> _Work to do_:
Produce an exact copy of all the data below, dropping every image.

> _Data items_:
_ _ _

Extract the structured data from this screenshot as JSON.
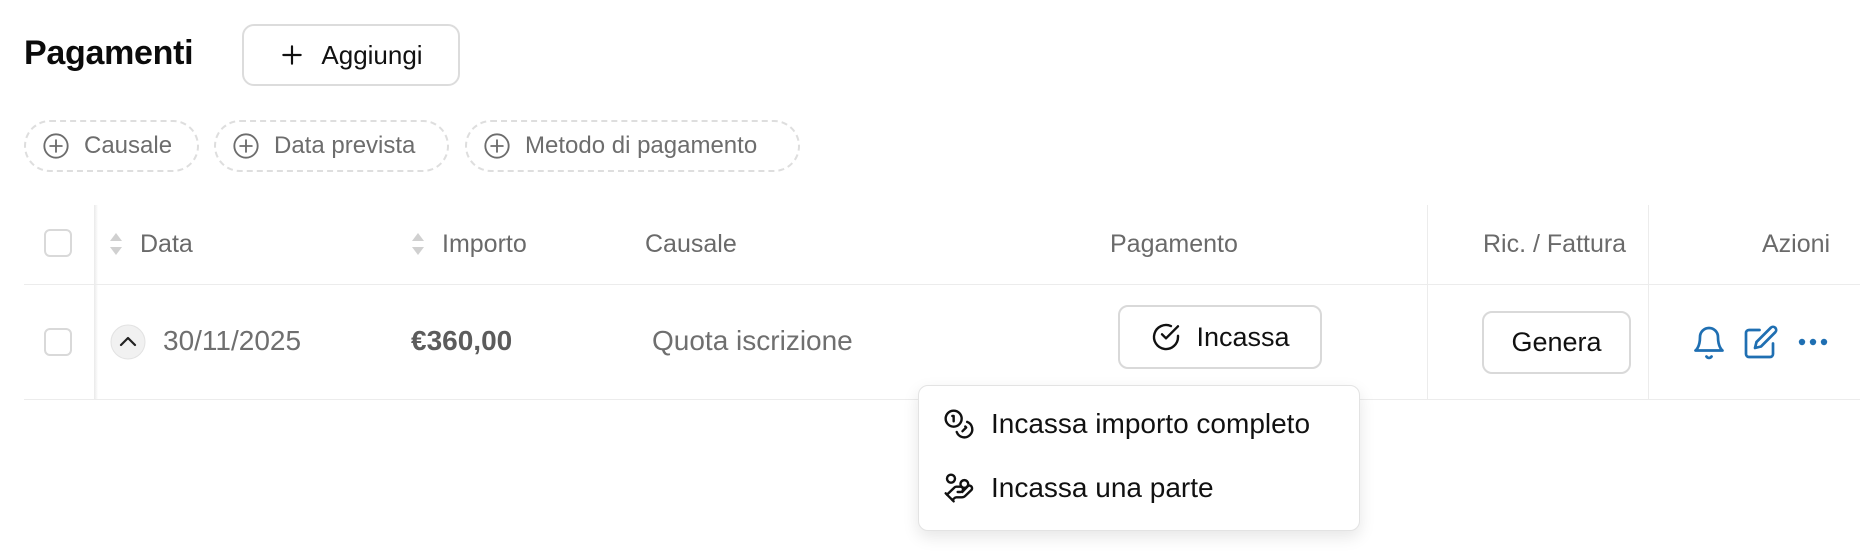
{
  "header": {
    "title": "Pagamenti",
    "add_label": "Aggiungi"
  },
  "filters": [
    {
      "label": "Causale",
      "icon": "plus-circle-icon"
    },
    {
      "label": "Data prevista",
      "icon": "plus-circle-icon"
    },
    {
      "label": "Metodo di pagamento",
      "icon": "plus-circle-icon"
    }
  ],
  "table": {
    "columns": {
      "data": "Data",
      "importo": "Importo",
      "causale": "Causale",
      "pagamento": "Pagamento",
      "ricevuta": "Ric. / Fattura",
      "azioni": "Azioni"
    },
    "rows": [
      {
        "data": "30/11/2025",
        "importo": "€360,00",
        "causale": "Quota iscrizione",
        "pagamento_button": "Incassa",
        "ricevuta_button": "Genera"
      }
    ]
  },
  "dropdown": {
    "items": [
      {
        "label": "Incassa importo completo",
        "icon": "coins-icon"
      },
      {
        "label": "Incassa una parte",
        "icon": "hand-coins-icon"
      }
    ]
  },
  "colors": {
    "accent": "#1f6fb2",
    "border": "#d9d9d9",
    "muted_text": "#6f6f6f"
  }
}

_ _ _

> _Result_:
Extract the structured data from this screenshot as JSON.
{
  "header": {
    "title": "Pagamenti",
    "add_label": "Aggiungi"
  },
  "filters": [
    {
      "label": "Causale",
      "icon": "plus-circle-icon"
    },
    {
      "label": "Data prevista",
      "icon": "plus-circle-icon"
    },
    {
      "label": "Metodo di pagamento",
      "icon": "plus-circle-icon"
    }
  ],
  "table": {
    "columns": {
      "data": "Data",
      "importo": "Importo",
      "causale": "Causale",
      "pagamento": "Pagamento",
      "ricevuta": "Ric. / Fattura",
      "azioni": "Azioni"
    },
    "rows": [
      {
        "data": "30/11/2025",
        "importo": "€360,00",
        "causale": "Quota iscrizione",
        "pagamento_button": "Incassa",
        "ricevuta_button": "Genera"
      }
    ]
  },
  "dropdown": {
    "items": [
      {
        "label": "Incassa importo completo",
        "icon": "coins-icon"
      },
      {
        "label": "Incassa una parte",
        "icon": "hand-coins-icon"
      }
    ]
  },
  "colors": {
    "accent": "#1f6fb2",
    "border": "#d9d9d9",
    "muted_text": "#6f6f6f"
  }
}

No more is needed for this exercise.